THE TASK: Wherever the word "close" shows up in a line, please copy that line.

DATA TO PROCESS:
----

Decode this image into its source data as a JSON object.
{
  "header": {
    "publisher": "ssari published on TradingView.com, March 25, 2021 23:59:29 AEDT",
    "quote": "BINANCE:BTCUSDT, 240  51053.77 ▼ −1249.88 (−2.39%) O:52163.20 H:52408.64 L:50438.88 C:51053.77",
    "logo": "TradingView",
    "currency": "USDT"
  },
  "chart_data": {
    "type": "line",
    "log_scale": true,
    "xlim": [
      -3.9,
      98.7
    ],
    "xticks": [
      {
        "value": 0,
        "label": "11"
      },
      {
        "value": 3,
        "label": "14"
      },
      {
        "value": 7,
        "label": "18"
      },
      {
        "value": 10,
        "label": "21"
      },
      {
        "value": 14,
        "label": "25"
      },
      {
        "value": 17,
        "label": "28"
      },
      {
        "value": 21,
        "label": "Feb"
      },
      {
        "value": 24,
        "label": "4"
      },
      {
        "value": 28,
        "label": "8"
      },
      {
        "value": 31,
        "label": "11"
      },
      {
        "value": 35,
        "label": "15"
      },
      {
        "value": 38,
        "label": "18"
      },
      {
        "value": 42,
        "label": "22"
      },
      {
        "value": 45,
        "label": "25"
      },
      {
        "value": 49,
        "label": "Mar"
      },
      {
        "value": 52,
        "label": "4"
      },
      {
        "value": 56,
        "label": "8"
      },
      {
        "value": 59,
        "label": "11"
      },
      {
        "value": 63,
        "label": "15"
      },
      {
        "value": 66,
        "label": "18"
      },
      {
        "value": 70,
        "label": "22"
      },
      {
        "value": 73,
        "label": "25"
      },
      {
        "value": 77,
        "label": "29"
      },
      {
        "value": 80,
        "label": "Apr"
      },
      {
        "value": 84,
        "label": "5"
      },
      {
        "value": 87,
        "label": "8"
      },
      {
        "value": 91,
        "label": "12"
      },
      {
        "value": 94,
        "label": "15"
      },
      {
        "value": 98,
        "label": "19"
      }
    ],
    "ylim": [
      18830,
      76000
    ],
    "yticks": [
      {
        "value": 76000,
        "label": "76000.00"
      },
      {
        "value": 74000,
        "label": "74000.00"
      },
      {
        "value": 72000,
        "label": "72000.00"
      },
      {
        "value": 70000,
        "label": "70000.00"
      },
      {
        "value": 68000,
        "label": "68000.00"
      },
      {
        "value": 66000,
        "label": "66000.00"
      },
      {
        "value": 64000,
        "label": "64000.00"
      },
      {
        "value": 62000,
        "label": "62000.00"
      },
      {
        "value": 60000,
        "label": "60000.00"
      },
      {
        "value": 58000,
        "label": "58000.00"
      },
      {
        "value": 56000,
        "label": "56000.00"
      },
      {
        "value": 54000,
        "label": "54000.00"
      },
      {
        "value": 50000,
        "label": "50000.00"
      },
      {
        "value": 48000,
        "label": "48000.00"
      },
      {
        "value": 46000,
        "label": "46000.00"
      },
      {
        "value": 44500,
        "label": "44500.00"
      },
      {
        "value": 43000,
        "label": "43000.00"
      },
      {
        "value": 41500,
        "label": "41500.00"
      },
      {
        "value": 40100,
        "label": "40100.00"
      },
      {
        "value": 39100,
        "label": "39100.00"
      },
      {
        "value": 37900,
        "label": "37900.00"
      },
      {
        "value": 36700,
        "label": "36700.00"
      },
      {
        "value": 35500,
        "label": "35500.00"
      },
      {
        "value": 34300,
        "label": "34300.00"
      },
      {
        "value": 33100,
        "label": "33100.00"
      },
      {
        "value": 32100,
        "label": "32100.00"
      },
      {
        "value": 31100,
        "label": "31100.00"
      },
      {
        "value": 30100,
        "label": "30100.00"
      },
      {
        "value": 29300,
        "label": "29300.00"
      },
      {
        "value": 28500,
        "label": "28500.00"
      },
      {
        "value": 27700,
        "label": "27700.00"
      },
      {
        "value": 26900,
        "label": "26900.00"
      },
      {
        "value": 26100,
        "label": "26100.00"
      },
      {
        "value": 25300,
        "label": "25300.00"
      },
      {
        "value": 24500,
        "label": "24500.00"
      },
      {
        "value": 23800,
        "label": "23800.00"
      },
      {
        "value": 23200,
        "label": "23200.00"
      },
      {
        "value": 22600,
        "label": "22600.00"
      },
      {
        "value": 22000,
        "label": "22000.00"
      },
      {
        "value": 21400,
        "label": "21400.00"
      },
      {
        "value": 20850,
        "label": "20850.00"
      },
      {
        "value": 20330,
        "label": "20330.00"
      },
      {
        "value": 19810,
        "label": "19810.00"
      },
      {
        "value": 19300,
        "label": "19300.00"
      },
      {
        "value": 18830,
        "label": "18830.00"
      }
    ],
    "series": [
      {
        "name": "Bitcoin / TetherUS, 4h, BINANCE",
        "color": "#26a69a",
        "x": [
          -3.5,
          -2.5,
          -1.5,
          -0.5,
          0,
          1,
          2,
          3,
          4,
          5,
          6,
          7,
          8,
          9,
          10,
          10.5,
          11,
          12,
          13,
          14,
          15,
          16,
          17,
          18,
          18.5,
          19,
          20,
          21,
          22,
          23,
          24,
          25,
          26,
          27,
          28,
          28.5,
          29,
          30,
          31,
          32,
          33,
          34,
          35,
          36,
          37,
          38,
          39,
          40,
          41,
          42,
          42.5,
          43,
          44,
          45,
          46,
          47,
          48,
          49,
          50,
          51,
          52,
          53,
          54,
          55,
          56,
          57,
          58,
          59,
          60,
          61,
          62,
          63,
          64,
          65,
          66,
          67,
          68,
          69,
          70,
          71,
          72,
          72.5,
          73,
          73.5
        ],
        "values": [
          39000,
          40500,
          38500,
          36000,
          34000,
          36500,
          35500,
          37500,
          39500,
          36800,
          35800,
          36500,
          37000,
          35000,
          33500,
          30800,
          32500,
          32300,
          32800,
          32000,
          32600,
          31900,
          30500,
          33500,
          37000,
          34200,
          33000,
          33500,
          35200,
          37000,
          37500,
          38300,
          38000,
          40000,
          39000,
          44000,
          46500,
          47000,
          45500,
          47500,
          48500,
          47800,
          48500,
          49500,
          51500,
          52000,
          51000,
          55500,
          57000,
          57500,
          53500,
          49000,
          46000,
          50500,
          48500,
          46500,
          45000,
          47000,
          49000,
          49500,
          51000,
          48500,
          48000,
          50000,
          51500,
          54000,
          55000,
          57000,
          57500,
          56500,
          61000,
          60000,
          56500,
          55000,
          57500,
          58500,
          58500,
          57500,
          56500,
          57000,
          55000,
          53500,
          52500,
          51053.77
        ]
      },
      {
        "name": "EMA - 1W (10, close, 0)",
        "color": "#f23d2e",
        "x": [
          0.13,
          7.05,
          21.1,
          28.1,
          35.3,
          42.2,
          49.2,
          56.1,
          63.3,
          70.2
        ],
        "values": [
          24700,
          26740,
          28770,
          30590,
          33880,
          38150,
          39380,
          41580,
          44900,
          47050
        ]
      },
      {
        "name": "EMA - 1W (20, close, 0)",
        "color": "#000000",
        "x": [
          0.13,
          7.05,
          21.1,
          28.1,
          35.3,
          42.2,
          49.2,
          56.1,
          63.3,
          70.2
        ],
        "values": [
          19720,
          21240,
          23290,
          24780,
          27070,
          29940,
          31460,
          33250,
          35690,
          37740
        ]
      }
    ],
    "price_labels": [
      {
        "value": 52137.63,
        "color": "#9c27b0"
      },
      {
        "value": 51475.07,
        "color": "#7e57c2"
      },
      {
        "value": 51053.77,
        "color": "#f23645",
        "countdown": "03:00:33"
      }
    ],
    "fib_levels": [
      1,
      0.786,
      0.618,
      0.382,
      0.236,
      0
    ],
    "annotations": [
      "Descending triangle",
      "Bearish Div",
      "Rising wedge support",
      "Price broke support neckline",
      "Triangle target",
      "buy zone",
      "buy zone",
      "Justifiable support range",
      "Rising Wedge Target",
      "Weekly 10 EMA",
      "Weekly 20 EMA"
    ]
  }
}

----

TASK OUTPUT:
        "name": "EMA - 1W (10, close, 0)",
        "name": "EMA - 1W (20, close, 0)",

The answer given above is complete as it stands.